_Material provided_:
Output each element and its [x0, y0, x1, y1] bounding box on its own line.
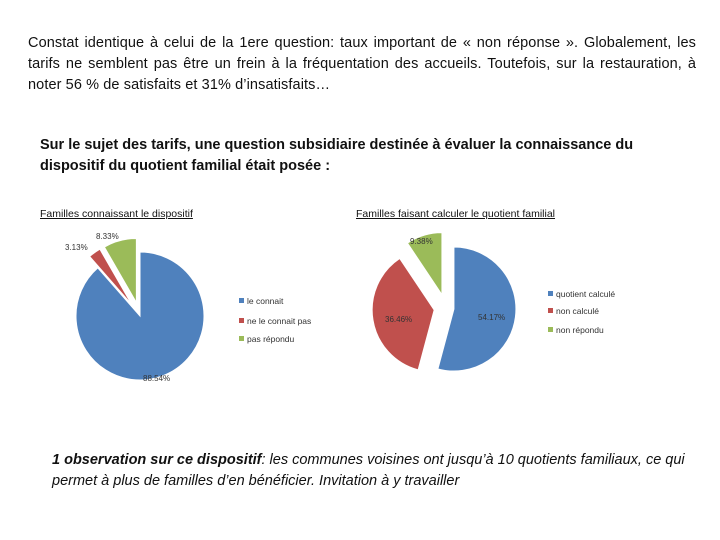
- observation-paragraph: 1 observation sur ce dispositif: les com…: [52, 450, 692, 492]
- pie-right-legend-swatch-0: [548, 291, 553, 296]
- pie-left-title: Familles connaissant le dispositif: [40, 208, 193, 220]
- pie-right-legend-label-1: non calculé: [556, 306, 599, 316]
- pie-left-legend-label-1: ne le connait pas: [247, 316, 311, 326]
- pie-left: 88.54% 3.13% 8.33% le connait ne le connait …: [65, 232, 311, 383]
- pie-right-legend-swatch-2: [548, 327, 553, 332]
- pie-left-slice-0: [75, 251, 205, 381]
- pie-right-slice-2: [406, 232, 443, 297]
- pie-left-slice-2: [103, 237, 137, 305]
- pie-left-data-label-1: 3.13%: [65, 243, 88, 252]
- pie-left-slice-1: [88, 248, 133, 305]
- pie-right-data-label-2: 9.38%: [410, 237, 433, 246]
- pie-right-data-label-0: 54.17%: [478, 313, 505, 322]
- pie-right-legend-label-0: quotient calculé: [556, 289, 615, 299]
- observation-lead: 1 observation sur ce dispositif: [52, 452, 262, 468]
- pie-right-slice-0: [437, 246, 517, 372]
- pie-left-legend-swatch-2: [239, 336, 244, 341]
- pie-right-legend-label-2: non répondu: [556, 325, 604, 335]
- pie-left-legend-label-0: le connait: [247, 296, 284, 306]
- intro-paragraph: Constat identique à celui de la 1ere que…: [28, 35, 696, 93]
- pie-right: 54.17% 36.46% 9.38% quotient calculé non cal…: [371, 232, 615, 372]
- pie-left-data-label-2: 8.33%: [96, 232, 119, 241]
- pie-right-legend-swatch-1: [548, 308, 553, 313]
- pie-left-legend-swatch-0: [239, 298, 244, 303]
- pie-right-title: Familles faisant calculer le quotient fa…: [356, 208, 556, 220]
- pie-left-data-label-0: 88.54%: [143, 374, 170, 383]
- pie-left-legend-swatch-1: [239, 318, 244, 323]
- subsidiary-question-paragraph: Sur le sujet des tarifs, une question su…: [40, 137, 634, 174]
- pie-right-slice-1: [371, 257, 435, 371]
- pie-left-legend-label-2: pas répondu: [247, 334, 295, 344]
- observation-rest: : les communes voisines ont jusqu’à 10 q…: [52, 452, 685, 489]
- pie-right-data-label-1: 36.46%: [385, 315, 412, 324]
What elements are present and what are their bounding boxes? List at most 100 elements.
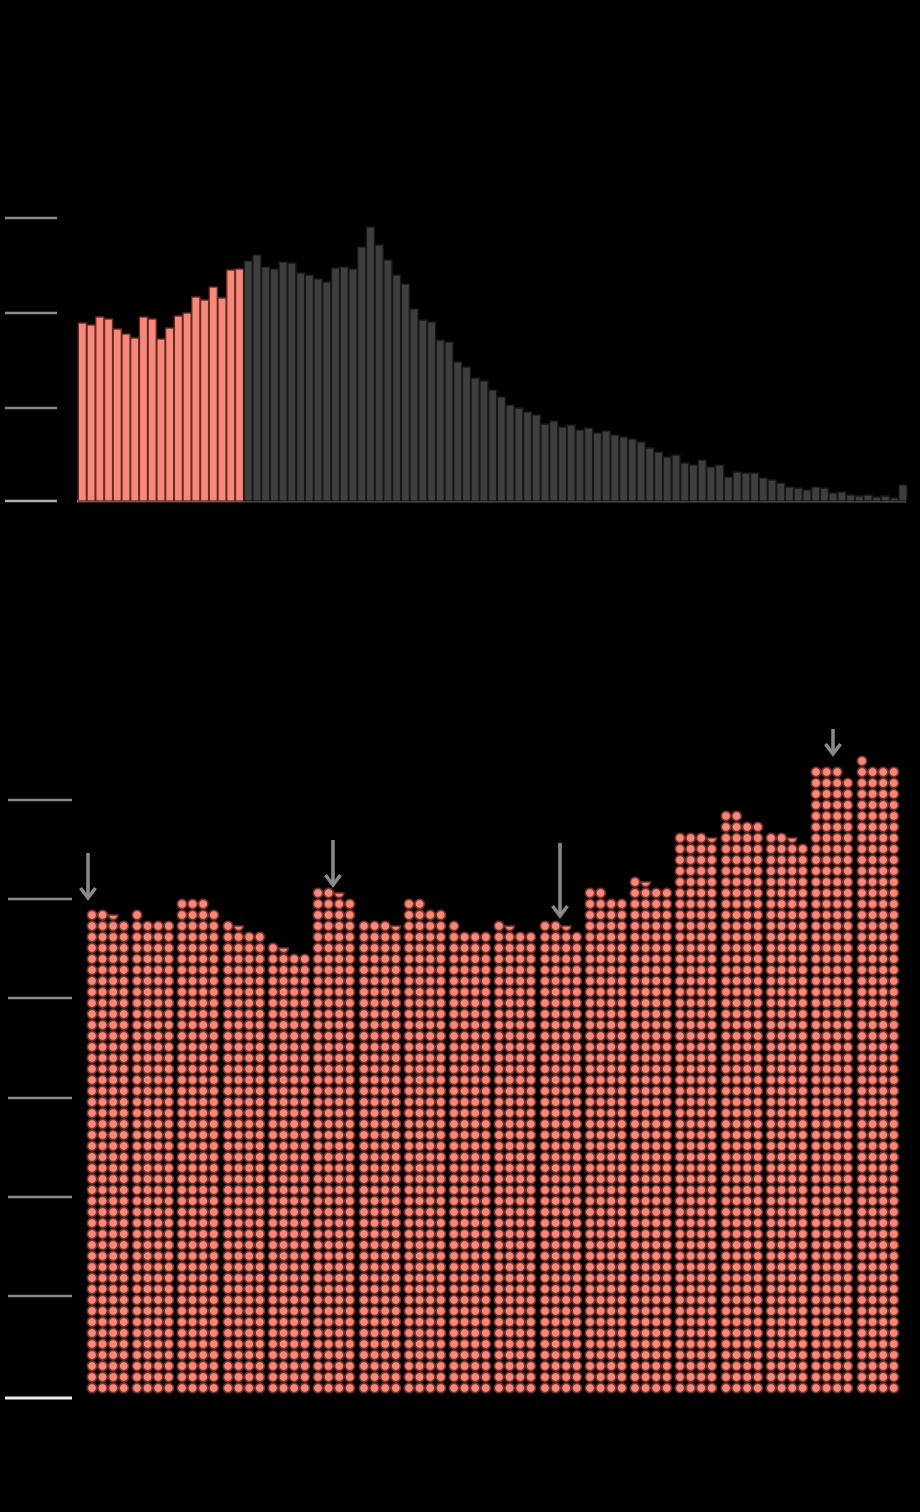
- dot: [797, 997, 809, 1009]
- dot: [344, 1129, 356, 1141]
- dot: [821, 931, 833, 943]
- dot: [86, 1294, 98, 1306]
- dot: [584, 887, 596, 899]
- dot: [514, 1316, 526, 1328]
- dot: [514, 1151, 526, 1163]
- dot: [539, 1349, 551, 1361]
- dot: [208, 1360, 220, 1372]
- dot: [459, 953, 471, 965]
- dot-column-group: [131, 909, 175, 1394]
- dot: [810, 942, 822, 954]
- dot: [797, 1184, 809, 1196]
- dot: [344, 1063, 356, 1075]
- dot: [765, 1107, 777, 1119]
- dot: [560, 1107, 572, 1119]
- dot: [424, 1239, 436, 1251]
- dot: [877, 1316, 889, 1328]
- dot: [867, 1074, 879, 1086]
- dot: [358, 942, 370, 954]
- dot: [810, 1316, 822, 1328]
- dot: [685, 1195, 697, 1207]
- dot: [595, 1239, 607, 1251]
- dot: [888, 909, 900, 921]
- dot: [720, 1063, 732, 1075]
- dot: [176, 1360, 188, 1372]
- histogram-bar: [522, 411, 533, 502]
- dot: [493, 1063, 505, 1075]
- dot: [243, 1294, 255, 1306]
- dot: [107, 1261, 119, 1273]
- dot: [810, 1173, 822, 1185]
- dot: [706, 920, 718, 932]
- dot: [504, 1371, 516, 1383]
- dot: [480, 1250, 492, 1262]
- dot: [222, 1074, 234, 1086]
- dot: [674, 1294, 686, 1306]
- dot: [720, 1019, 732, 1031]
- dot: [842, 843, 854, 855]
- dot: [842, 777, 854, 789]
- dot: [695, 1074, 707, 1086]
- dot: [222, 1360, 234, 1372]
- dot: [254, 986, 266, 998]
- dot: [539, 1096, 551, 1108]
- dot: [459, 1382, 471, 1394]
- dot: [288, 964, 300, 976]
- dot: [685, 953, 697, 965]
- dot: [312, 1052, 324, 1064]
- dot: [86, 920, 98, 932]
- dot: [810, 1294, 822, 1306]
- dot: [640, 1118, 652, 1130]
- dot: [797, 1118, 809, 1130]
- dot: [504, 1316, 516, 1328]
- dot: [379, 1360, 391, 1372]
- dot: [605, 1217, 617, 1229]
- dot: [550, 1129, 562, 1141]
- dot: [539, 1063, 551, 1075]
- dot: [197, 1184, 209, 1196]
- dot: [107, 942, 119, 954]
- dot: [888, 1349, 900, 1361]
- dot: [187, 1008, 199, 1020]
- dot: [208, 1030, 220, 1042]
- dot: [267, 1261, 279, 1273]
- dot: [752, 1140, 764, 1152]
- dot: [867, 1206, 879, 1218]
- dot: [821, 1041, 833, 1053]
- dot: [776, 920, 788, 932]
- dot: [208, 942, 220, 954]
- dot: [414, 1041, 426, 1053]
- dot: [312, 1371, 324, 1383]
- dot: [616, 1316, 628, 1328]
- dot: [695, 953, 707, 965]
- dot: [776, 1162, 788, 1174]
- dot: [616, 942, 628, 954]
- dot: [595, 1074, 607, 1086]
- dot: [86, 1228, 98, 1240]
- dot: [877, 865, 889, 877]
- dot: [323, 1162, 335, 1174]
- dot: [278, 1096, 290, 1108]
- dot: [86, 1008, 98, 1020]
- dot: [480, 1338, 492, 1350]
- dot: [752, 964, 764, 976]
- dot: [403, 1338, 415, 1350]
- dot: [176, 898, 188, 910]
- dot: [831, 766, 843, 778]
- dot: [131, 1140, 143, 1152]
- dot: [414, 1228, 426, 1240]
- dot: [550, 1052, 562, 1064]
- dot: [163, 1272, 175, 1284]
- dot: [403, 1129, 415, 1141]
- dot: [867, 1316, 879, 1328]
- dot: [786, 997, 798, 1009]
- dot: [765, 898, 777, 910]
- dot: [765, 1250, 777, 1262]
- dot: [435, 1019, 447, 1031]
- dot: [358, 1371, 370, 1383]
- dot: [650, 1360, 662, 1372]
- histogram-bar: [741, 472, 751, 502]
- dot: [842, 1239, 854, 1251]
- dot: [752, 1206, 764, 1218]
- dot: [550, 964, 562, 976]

_Work required_:
Write out every line of the entries above word for word, leaving out the pictures.

_Correct answer_:
Output each element and its [x0, y0, x1, y1] bounding box on its own line.
- observation-paragraph: 1 observation sur ce dispositif: les com…: [52, 450, 692, 492]
- pie-right-legend-swatch-0: [548, 291, 553, 296]
- pie-left-title: Familles connaissant le dispositif: [40, 208, 193, 220]
- pie-right-legend-label-1: non calculé: [556, 306, 599, 316]
- pie-left-legend-label-1: ne le connait pas: [247, 316, 311, 326]
- pie-left: 88.54% 3.13% 8.33% le connait ne le connait …: [65, 232, 311, 383]
- pie-right-legend-swatch-2: [548, 327, 553, 332]
- pie-left-slice-0: [75, 251, 205, 381]
- pie-right-slice-2: [406, 232, 443, 297]
- pie-left-slice-2: [103, 237, 137, 305]
- pie-left-data-label-1: 3.13%: [65, 243, 88, 252]
- pie-left-slice-1: [88, 248, 133, 305]
- pie-right-data-label-2: 9.38%: [410, 237, 433, 246]
- pie-right-data-label-0: 54.17%: [478, 313, 505, 322]
- pie-right-legend-label-0: quotient calculé: [556, 289, 615, 299]
- observation-lead: 1 observation sur ce dispositif: [52, 452, 262, 468]
- pie-right-slice-0: [437, 246, 517, 372]
- pie-left-legend-swatch-2: [239, 336, 244, 341]
- pie-right-legend-label-2: non répondu: [556, 325, 604, 335]
- pie-left-legend-label-0: le connait: [247, 296, 284, 306]
- intro-paragraph: Constat identique à celui de la 1ere que…: [28, 35, 696, 93]
- pie-right: 54.17% 36.46% 9.38% quotient calculé non cal…: [371, 232, 615, 372]
- pie-left-data-label-2: 8.33%: [96, 232, 119, 241]
- pie-right-legend-swatch-1: [548, 308, 553, 313]
- pie-left-legend-swatch-0: [239, 298, 244, 303]
- pie-right-title: Familles faisant calculer le quotient fa…: [356, 208, 556, 220]
- pie-left-data-label-0: 88.54%: [143, 374, 170, 383]
- pie-left-legend-swatch-1: [239, 318, 244, 323]
- subsidiary-question-paragraph: Sur le sujet des tarifs, une question su…: [40, 137, 634, 174]
- pie-right-slice-1: [371, 257, 435, 371]
- pie-left-legend-label-2: pas répondu: [247, 334, 295, 344]
- observation-rest: : les communes voisines ont jusqu’à 10 q…: [52, 452, 685, 489]
- pie-right-data-label-1: 36.46%: [385, 315, 412, 324]
What elements are present and what are their bounding boxes? List at most 100 elements.
- dot: [797, 997, 809, 1009]
- dot: [344, 1129, 356, 1141]
- dot: [821, 931, 833, 943]
- dot: [86, 1294, 98, 1306]
- dot: [584, 887, 596, 899]
- dot: [514, 1316, 526, 1328]
- dot: [514, 1151, 526, 1163]
- dot: [539, 1349, 551, 1361]
- dot: [208, 1360, 220, 1372]
- dot: [459, 953, 471, 965]
- dot-column-group: [131, 909, 175, 1394]
- dot: [810, 942, 822, 954]
- dot: [797, 1184, 809, 1196]
- dot: [344, 1063, 356, 1075]
- dot: [765, 1107, 777, 1119]
- dot: [560, 1107, 572, 1119]
- dot: [424, 1239, 436, 1251]
- dot: [877, 1316, 889, 1328]
- dot: [867, 1074, 879, 1086]
- dot: [358, 942, 370, 954]
- dot: [810, 1316, 822, 1328]
- dot: [685, 1195, 697, 1207]
- dot: [595, 1239, 607, 1251]
- dot: [888, 909, 900, 921]
- dot: [720, 1063, 732, 1075]
- dot: [176, 1360, 188, 1372]
- histogram-bar: [522, 411, 533, 502]
- dot: [493, 1063, 505, 1075]
- dot: [243, 1294, 255, 1306]
- dot: [107, 1261, 119, 1273]
- dot: [810, 1173, 822, 1185]
- dot: [706, 920, 718, 932]
- dot: [504, 1371, 516, 1383]
- dot: [480, 1250, 492, 1262]
- dot: [222, 1074, 234, 1086]
- dot: [674, 1294, 686, 1306]
- dot: [720, 1019, 732, 1031]
- dot: [842, 843, 854, 855]
- dot: [842, 777, 854, 789]
- dot: [695, 1074, 707, 1086]
- dot: [222, 1360, 234, 1372]
- dot: [254, 986, 266, 998]
- dot: [539, 1096, 551, 1108]
- dot: [459, 1382, 471, 1394]
- dot: [288, 964, 300, 976]
- dot: [685, 953, 697, 965]
- dot: [312, 1052, 324, 1064]
- dot: [86, 920, 98, 932]
- dot: [810, 1294, 822, 1306]
- dot: [640, 1118, 652, 1130]
- dot: [797, 1118, 809, 1130]
- dot: [504, 1316, 516, 1328]
- dot: [379, 1360, 391, 1372]
- dot: [605, 1217, 617, 1229]
- dot: [550, 1129, 562, 1141]
- dot: [539, 1063, 551, 1075]
- dot: [197, 1184, 209, 1196]
- dot: [107, 942, 119, 954]
- dot: [888, 1349, 900, 1361]
- dot: [187, 1008, 199, 1020]
- dot: [208, 1030, 220, 1042]
- dot: [267, 1261, 279, 1273]
- dot: [752, 1140, 764, 1152]
- dot: [867, 1206, 879, 1218]
- dot: [821, 1041, 833, 1053]
- dot: [776, 920, 788, 932]
- dot: [208, 942, 220, 954]
- dot: [414, 1041, 426, 1053]
- dot: [312, 1371, 324, 1383]
- dot: [616, 1316, 628, 1328]
- dot: [695, 953, 707, 965]
- dot: [776, 1162, 788, 1174]
- dot: [616, 942, 628, 954]
- dot: [595, 1074, 607, 1086]
- dot: [86, 1228, 98, 1240]
- dot: [877, 865, 889, 877]
- dot: [323, 1162, 335, 1174]
- dot: [278, 1096, 290, 1108]
- dot: [86, 1008, 98, 1020]
- dot: [480, 1338, 492, 1350]
- dot: [752, 964, 764, 976]
- dot: [403, 1338, 415, 1350]
- dot: [176, 898, 188, 910]
- dot: [831, 766, 843, 778]
- dot: [131, 1140, 143, 1152]
- dot: [414, 1228, 426, 1240]
- dot: [550, 1052, 562, 1064]
- dot: [163, 1272, 175, 1284]
- dot: [403, 1129, 415, 1141]
- dot: [867, 1316, 879, 1328]
- dot: [786, 997, 798, 1009]
- dot: [765, 898, 777, 910]
- dot: [765, 1250, 777, 1262]
- dot: [435, 1019, 447, 1031]
- dot: [358, 1371, 370, 1383]
- dot: [650, 1360, 662, 1372]
- histogram-bar: [741, 472, 751, 502]
- dot: [842, 1239, 854, 1251]
- dot: [752, 1206, 764, 1218]
- dot: [550, 964, 562, 976]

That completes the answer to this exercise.